Instruction: Your copy of the material below should match it exactly, except that it holds no pictures.

Dataset:
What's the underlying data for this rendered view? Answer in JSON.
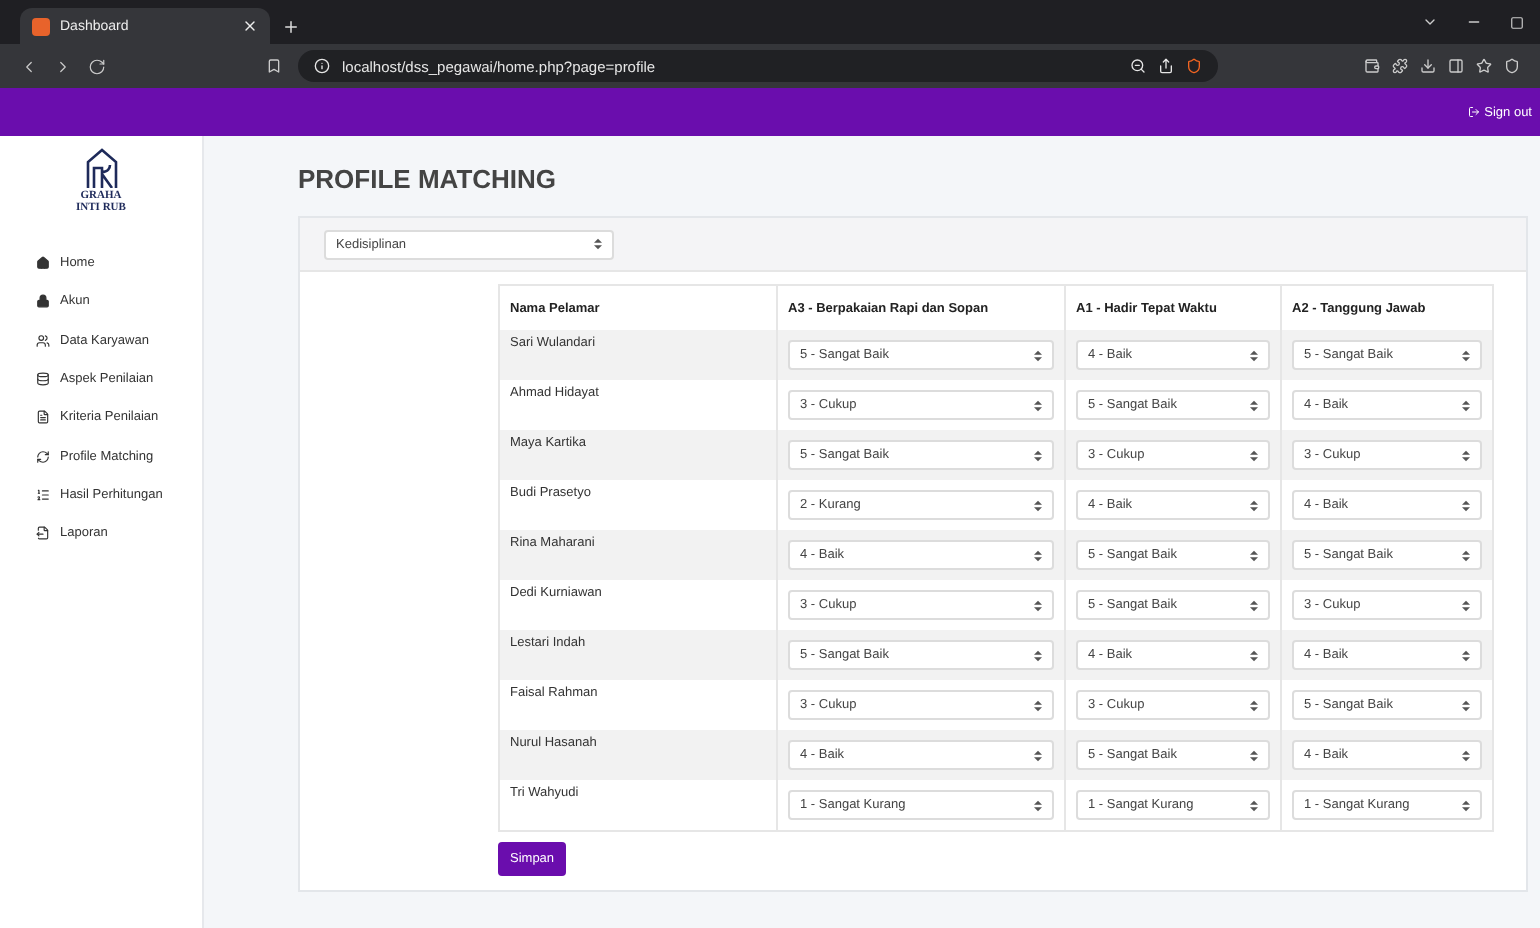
{
  "browser": {
    "tab_title": "Dashboard",
    "url": "localhost/dss_pegawai/home.php?page=profile"
  },
  "header": {
    "sign_out": "Sign out"
  },
  "logo": {
    "name": "GRAHA",
    "subname": "INTI RUB"
  },
  "sidebar": {
    "items": [
      {
        "label": "Home"
      },
      {
        "label": "Akun"
      },
      {
        "label": "Data Karyawan"
      },
      {
        "label": "Aspek Penilaian"
      },
      {
        "label": "Kriteria Penilaian"
      },
      {
        "label": "Profile Matching"
      },
      {
        "label": "Hasil Perhitungan"
      },
      {
        "label": "Laporan"
      }
    ]
  },
  "page_title": "PROFILE MATCHING",
  "filter": {
    "value": "Kedisiplinan"
  },
  "table": {
    "columns": [
      "Nama Pelamar",
      "A3 - Berpakaian Rapi dan Sopan",
      "A1 - Hadir Tepat Waktu",
      "A2 - Tanggung Jawab"
    ],
    "rows": [
      {
        "name": "Sari Wulandari",
        "values": [
          "5 - Sangat Baik",
          "4 - Baik",
          "5 - Sangat Baik"
        ]
      },
      {
        "name": "Ahmad Hidayat",
        "values": [
          "3 - Cukup",
          "5 - Sangat Baik",
          "4 - Baik"
        ]
      },
      {
        "name": "Maya Kartika",
        "values": [
          "5 - Sangat Baik",
          "3 - Cukup",
          "3 - Cukup"
        ]
      },
      {
        "name": "Budi Prasetyo",
        "values": [
          "2 - Kurang",
          "4 - Baik",
          "4 - Baik"
        ]
      },
      {
        "name": "Rina Maharani",
        "values": [
          "4 - Baik",
          "5 - Sangat Baik",
          "5 - Sangat Baik"
        ]
      },
      {
        "name": "Dedi Kurniawan",
        "values": [
          "3 - Cukup",
          "5 - Sangat Baik",
          "3 - Cukup"
        ]
      },
      {
        "name": "Lestari Indah",
        "values": [
          "5 - Sangat Baik",
          "4 - Baik",
          "4 - Baik"
        ]
      },
      {
        "name": "Faisal Rahman",
        "values": [
          "3 - Cukup",
          "3 - Cukup",
          "5 - Sangat Baik"
        ]
      },
      {
        "name": "Nurul Hasanah",
        "values": [
          "4 - Baik",
          "5 - Sangat Baik",
          "4 - Baik"
        ]
      },
      {
        "name": "Tri Wahyudi",
        "values": [
          "1 - Sangat Kurang",
          "1 - Sangat Kurang",
          "1 - Sangat Kurang"
        ]
      }
    ]
  },
  "save_button": "Simpan"
}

Exercise solution:
What's the underlying data for this rendered view? Answer in JSON.
{
  "browser": {
    "tab_title": "Dashboard",
    "url": "localhost/dss_pegawai/home.php?page=profile"
  },
  "header": {
    "sign_out": "Sign out"
  },
  "logo": {
    "name": "GRAHA",
    "subname": "INTI RUB"
  },
  "sidebar": {
    "items": [
      {
        "label": "Home"
      },
      {
        "label": "Akun"
      },
      {
        "label": "Data Karyawan"
      },
      {
        "label": "Aspek Penilaian"
      },
      {
        "label": "Kriteria Penilaian"
      },
      {
        "label": "Profile Matching"
      },
      {
        "label": "Hasil Perhitungan"
      },
      {
        "label": "Laporan"
      }
    ]
  },
  "page_title": "PROFILE MATCHING",
  "filter": {
    "value": "Kedisiplinan"
  },
  "table": {
    "columns": [
      "Nama Pelamar",
      "A3 - Berpakaian Rapi dan Sopan",
      "A1 - Hadir Tepat Waktu",
      "A2 - Tanggung Jawab"
    ],
    "rows": [
      {
        "name": "Sari Wulandari",
        "values": [
          "5 - Sangat Baik",
          "4 - Baik",
          "5 - Sangat Baik"
        ]
      },
      {
        "name": "Ahmad Hidayat",
        "values": [
          "3 - Cukup",
          "5 - Sangat Baik",
          "4 - Baik"
        ]
      },
      {
        "name": "Maya Kartika",
        "values": [
          "5 - Sangat Baik",
          "3 - Cukup",
          "3 - Cukup"
        ]
      },
      {
        "name": "Budi Prasetyo",
        "values": [
          "2 - Kurang",
          "4 - Baik",
          "4 - Baik"
        ]
      },
      {
        "name": "Rina Maharani",
        "values": [
          "4 - Baik",
          "5 - Sangat Baik",
          "5 - Sangat Baik"
        ]
      },
      {
        "name": "Dedi Kurniawan",
        "values": [
          "3 - Cukup",
          "5 - Sangat Baik",
          "3 - Cukup"
        ]
      },
      {
        "name": "Lestari Indah",
        "values": [
          "5 - Sangat Baik",
          "4 - Baik",
          "4 - Baik"
        ]
      },
      {
        "name": "Faisal Rahman",
        "values": [
          "3 - Cukup",
          "3 - Cukup",
          "5 - Sangat Baik"
        ]
      },
      {
        "name": "Nurul Hasanah",
        "values": [
          "4 - Baik",
          "5 - Sangat Baik",
          "4 - Baik"
        ]
      },
      {
        "name": "Tri Wahyudi",
        "values": [
          "1 - Sangat Kurang",
          "1 - Sangat Kurang",
          "1 - Sangat Kurang"
        ]
      }
    ]
  },
  "save_button": "Simpan"
}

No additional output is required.